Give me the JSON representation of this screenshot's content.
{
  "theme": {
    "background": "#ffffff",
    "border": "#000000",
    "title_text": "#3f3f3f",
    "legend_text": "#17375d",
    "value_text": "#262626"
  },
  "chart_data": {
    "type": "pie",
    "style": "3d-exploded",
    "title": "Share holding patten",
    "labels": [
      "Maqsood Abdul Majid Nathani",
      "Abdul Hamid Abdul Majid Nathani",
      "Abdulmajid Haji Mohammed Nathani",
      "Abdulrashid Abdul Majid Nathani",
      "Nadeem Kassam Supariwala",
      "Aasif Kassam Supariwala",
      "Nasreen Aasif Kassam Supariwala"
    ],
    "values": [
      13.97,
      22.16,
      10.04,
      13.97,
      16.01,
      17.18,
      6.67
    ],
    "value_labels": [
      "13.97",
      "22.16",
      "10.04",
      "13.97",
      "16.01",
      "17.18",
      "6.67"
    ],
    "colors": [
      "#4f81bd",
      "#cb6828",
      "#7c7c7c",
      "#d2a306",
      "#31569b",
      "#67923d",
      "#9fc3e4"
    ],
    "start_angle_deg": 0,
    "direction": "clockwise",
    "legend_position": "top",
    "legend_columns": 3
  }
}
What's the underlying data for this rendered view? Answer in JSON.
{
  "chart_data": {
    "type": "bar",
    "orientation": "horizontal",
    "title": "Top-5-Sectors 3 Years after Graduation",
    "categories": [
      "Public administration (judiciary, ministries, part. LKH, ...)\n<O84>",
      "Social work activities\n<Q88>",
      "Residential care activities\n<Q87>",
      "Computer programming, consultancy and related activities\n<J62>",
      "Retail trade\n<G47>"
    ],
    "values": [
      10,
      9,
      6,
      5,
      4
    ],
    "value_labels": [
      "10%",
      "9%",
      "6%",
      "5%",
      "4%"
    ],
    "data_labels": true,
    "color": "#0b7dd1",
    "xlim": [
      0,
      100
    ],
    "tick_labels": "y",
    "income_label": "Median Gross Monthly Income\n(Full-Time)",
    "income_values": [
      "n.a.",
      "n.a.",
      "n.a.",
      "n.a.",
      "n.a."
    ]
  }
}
+ + + + + + +
# INSTRUCTIONS TO FOLLOW
Please output the complete data exactly.

# OUTPUT FOR THIS EXERCISE
Give me the JSON representation of this screenshot's content.
{
  "theme": {
    "background": "#ffffff",
    "border": "#000000",
    "title_text": "#3f3f3f",
    "legend_text": "#17375d",
    "value_text": "#262626"
  },
  "chart_data": {
    "type": "pie",
    "style": "3d-exploded",
    "title": "Share holding patten",
    "labels": [
      "Maqsood Abdul Majid Nathani",
      "Abdul Hamid Abdul Majid Nathani",
      "Abdulmajid Haji Mohammed Nathani",
      "Abdulrashid Abdul Majid Nathani",
      "Nadeem Kassam Supariwala",
      "Aasif Kassam Supariwala",
      "Nasreen Aasif Kassam Supariwala"
    ],
    "values": [
      13.97,
      22.16,
      10.04,
      13.97,
      16.01,
      17.18,
      6.67
    ],
    "value_labels": [
      "13.97",
      "22.16",
      "10.04",
      "13.97",
      "16.01",
      "17.18",
      "6.67"
    ],
    "colors": [
      "#4f81bd",
      "#cb6828",
      "#7c7c7c",
      "#d2a306",
      "#31569b",
      "#67923d",
      "#9fc3e4"
    ],
    "start_angle_deg": 0,
    "direction": "clockwise",
    "legend_position": "top",
    "legend_columns": 3
  }
}
What's the underlying data for this rendered view? Answer in JSON.
{
  "chart_data": {
    "type": "bar",
    "orientation": "horizontal",
    "title": "Top-5-Sectors 3 Years after Graduation",
    "categories": [
      "Public administration (judiciary, ministries, part. LKH, ...)\n<O84>",
      "Social work activities\n<Q88>",
      "Residential care activities\n<Q87>",
      "Computer programming, consultancy and related activities\n<J62>",
      "Retail trade\n<G47>"
    ],
    "values": [
      10,
      9,
      6,
      5,
      4
    ],
    "value_labels": [
      "10%",
      "9%",
      "6%",
      "5%",
      "4%"
    ],
    "data_labels": true,
    "color": "#0b7dd1",
    "xlim": [
      0,
      100
    ],
    "tick_labels": "y",
    "income_label": "Median Gross Monthly Income\n(Full-Time)",
    "income_values": [
      "n.a.",
      "n.a.",
      "n.a.",
      "n.a.",
      "n.a."
    ]
  }
}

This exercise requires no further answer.